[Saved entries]
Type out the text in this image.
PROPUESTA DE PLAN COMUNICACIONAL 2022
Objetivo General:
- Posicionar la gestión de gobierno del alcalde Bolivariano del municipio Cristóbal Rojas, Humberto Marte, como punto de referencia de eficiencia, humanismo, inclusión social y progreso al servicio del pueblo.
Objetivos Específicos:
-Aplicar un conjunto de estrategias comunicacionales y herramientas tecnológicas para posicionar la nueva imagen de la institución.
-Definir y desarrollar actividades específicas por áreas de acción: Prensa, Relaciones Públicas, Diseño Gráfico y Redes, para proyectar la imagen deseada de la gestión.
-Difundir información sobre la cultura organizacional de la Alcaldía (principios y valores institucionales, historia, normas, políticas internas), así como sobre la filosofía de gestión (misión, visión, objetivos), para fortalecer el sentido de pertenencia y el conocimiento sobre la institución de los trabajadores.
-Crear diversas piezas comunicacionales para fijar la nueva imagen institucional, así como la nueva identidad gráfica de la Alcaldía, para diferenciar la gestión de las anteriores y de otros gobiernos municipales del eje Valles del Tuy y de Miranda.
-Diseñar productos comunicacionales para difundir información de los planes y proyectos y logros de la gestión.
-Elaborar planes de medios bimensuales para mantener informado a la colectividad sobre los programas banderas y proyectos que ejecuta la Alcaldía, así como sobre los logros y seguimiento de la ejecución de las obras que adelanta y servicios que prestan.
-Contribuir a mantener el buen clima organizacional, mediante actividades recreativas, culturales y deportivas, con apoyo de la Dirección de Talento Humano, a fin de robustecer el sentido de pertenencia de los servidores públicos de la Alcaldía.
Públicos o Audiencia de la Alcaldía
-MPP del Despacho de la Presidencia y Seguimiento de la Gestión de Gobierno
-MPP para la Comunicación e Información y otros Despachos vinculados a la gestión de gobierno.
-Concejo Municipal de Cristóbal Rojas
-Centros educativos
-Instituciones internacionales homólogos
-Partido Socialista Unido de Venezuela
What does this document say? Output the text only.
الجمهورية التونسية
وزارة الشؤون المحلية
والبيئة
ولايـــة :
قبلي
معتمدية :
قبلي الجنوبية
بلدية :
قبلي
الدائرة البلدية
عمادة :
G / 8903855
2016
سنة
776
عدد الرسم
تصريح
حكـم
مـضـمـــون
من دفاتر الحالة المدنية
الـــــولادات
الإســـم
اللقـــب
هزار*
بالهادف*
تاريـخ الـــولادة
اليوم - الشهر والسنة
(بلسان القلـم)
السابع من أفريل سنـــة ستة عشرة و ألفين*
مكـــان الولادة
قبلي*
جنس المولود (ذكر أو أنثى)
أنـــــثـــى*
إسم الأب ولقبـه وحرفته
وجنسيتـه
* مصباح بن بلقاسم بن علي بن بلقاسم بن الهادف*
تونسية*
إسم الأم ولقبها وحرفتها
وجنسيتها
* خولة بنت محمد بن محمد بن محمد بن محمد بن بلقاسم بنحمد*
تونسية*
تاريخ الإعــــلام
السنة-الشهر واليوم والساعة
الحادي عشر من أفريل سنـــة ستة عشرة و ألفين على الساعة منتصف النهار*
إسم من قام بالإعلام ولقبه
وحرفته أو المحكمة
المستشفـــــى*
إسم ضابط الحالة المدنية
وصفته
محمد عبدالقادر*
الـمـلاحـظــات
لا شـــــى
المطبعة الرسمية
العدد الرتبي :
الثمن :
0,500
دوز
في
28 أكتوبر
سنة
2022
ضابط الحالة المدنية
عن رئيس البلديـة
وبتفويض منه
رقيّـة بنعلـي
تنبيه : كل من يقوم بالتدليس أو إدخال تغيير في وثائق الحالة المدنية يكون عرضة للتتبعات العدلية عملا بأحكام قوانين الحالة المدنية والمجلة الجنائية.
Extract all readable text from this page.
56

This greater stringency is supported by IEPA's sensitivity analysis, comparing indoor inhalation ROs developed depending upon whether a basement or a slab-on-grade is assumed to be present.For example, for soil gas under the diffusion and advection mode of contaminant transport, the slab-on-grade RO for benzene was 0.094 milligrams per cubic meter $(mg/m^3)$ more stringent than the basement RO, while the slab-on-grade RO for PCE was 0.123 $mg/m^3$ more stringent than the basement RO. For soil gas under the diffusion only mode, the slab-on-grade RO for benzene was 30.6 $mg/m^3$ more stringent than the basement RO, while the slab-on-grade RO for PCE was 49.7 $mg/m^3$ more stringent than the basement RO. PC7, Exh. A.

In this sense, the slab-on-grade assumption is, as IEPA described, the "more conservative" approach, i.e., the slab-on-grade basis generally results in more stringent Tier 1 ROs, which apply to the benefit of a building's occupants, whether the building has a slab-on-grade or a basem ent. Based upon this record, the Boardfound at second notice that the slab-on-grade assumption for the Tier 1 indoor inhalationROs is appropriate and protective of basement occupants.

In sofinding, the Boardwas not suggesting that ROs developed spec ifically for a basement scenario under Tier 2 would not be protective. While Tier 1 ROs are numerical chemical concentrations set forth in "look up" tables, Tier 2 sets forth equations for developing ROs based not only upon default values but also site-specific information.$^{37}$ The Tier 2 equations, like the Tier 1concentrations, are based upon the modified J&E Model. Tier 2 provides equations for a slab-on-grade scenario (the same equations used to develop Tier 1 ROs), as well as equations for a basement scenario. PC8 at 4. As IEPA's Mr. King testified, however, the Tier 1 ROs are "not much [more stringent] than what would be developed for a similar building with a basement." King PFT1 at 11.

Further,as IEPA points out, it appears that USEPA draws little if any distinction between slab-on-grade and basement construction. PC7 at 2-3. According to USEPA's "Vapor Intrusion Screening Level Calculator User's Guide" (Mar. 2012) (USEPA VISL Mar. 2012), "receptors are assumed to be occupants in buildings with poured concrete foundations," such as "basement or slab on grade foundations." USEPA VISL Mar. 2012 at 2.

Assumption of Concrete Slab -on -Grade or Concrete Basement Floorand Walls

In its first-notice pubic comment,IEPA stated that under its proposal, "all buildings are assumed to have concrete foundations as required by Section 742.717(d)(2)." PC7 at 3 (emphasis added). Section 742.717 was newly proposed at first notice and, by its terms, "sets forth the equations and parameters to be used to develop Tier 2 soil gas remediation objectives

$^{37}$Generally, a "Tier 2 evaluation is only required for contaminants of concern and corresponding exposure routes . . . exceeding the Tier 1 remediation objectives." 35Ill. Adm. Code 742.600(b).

■ What the exercise asks ■
Extract each record, keeping it identical to the original.

■ Result for this exercise ■
Type out the text in this image.
PROPUESTA DE PLAN COMUNICACIONAL 2022
Objetivo General:
- Posicionar la gestión de gobierno del alcalde Bolivariano del municipio Cristóbal Rojas, Humberto Marte, como punto de referencia de eficiencia, humanismo, inclusión social y progreso al servicio del pueblo.
Objetivos Específicos:
-Aplicar un conjunto de estrategias comunicacionales y herramientas tecnológicas para posicionar la nueva imagen de la institución.
-Definir y desarrollar actividades específicas por áreas de acción: Prensa, Relaciones Públicas, Diseño Gráfico y Redes, para proyectar la imagen deseada de la gestión.
-Difundir información sobre la cultura organizacional de la Alcaldía (principios y valores institucionales, historia, normas, políticas internas), así como sobre la filosofía de gestión (misión, visión, objetivos), para fortalecer el sentido de pertenencia y el conocimiento sobre la institución de los trabajadores.
-Crear diversas piezas comunicacionales para fijar la nueva imagen institucional, así como la nueva identidad gráfica de la Alcaldía, para diferenciar la gestión de las anteriores y de otros gobiernos municipales del eje Valles del Tuy y de Miranda.
-Diseñar productos comunicacionales para difundir información de los planes y proyectos y logros de la gestión.
-Elaborar planes de medios bimensuales para mantener informado a la colectividad sobre los programas banderas y proyectos que ejecuta la Alcaldía, así como sobre los logros y seguimiento de la ejecución de las obras que adelanta y servicios que prestan.
-Contribuir a mantener el buen clima organizacional, mediante actividades recreativas, culturales y deportivas, con apoyo de la Dirección de Talento Humano, a fin de robustecer el sentido de pertenencia de los servidores públicos de la Alcaldía.
Públicos o Audiencia de la Alcaldía
-MPP del Despacho de la Presidencia y Seguimiento de la Gestión de Gobierno
-MPP para la Comunicación e Información y otros Despachos vinculados a la gestión de gobierno.
-Concejo Municipal de Cristóbal Rojas
-Centros educativos
-Instituciones internacionales homólogos
-Partido Socialista Unido de Venezuela
What does this document say? Output the text only.
الجمهورية التونسية
وزارة الشؤون المحلية
والبيئة
ولايـــة :
قبلي
معتمدية :
قبلي الجنوبية
بلدية :
قبلي
الدائرة البلدية
عمادة :
G / 8903855
2016
سنة
776
عدد الرسم
تصريح
حكـم
مـضـمـــون
من دفاتر الحالة المدنية
الـــــولادات
الإســـم
اللقـــب
هزار*
بالهادف*
تاريـخ الـــولادة
اليوم - الشهر والسنة
(بلسان القلـم)
السابع من أفريل سنـــة ستة عشرة و ألفين*
مكـــان الولادة
قبلي*
جنس المولود (ذكر أو أنثى)
أنـــــثـــى*
إسم الأب ولقبـه وحرفته
وجنسيتـه
* مصباح بن بلقاسم بن علي بن بلقاسم بن الهادف*
تونسية*
إسم الأم ولقبها وحرفتها
وجنسيتها
* خولة بنت محمد بن محمد بن محمد بن محمد بن بلقاسم بنحمد*
تونسية*
تاريخ الإعــــلام
السنة-الشهر واليوم والساعة
الحادي عشر من أفريل سنـــة ستة عشرة و ألفين على الساعة منتصف النهار*
إسم من قام بالإعلام ولقبه
وحرفته أو المحكمة
المستشفـــــى*
إسم ضابط الحالة المدنية
وصفته
محمد عبدالقادر*
الـمـلاحـظــات
لا شـــــى
المطبعة الرسمية
العدد الرتبي :
الثمن :
0,500
دوز
في
28 أكتوبر
سنة
2022
ضابط الحالة المدنية
عن رئيس البلديـة
وبتفويض منه
رقيّـة بنعلـي
تنبيه : كل من يقوم بالتدليس أو إدخال تغيير في وثائق الحالة المدنية يكون عرضة للتتبعات العدلية عملا بأحكام قوانين الحالة المدنية والمجلة الجنائية.
Extract all readable text from this page.
56

This greater stringency is supported by IEPA's sensitivity analysis, comparing indoor inhalation ROs developed depending upon whether a basement or a slab-on-grade is assumed to be present.For example, for soil gas under the diffusion and advection mode of contaminant transport, the slab-on-grade RO for benzene was 0.094 milligrams per cubic meter $(mg/m^3)$ more stringent than the basement RO, while the slab-on-grade RO for PCE was 0.123 $mg/m^3$ more stringent than the basement RO. For soil gas under the diffusion only mode, the slab-on-grade RO for benzene was 30.6 $mg/m^3$ more stringent than the basement RO, while the slab-on-grade RO for PCE was 49.7 $mg/m^3$ more stringent than the basement RO. PC7, Exh. A.

In this sense, the slab-on-grade assumption is, as IEPA described, the "more conservative" approach, i.e., the slab-on-grade basis generally results in more stringent Tier 1 ROs, which apply to the benefit of a building's occupants, whether the building has a slab-on-grade or a basem ent. Based upon this record, the Boardfound at second notice that the slab-on-grade assumption for the Tier 1 indoor inhalationROs is appropriate and protective of basement occupants.

In sofinding, the Boardwas not suggesting that ROs developed spec ifically for a basement scenario under Tier 2 would not be protective. While Tier 1 ROs are numerical chemical concentrations set forth in "look up" tables, Tier 2 sets forth equations for developing ROs based not only upon default values but also site-specific information.$^{37}$ The Tier 2 equations, like the Tier 1concentrations, are based upon the modified J&E Model. Tier 2 provides equations for a slab-on-grade scenario (the same equations used to develop Tier 1 ROs), as well as equations for a basement scenario. PC8 at 4. As IEPA's Mr. King testified, however, the Tier 1 ROs are "not much [more stringent] than what would be developed for a similar building with a basement." King PFT1 at 11.

Further,as IEPA points out, it appears that USEPA draws little if any distinction between slab-on-grade and basement construction. PC7 at 2-3. According to USEPA's "Vapor Intrusion Screening Level Calculator User's Guide" (Mar. 2012) (USEPA VISL Mar. 2012), "receptors are assumed to be occupants in buildings with poured concrete foundations," such as "basement or slab on grade foundations." USEPA VISL Mar. 2012 at 2.

Assumption of Concrete Slab -on -Grade or Concrete Basement Floorand Walls

In its first-notice pubic comment,IEPA stated that under its proposal, "all buildings are assumed to have concrete foundations as required by Section 742.717(d)(2)." PC7 at 3 (emphasis added). Section 742.717 was newly proposed at first notice and, by its terms, "sets forth the equations and parameters to be used to develop Tier 2 soil gas remediation objectives

$^{37}$Generally, a "Tier 2 evaluation is only required for contaminants of concern and corresponding exposure routes . . . exceeding the Tier 1 remediation objectives." 35Ill. Adm. Code 742.600(b).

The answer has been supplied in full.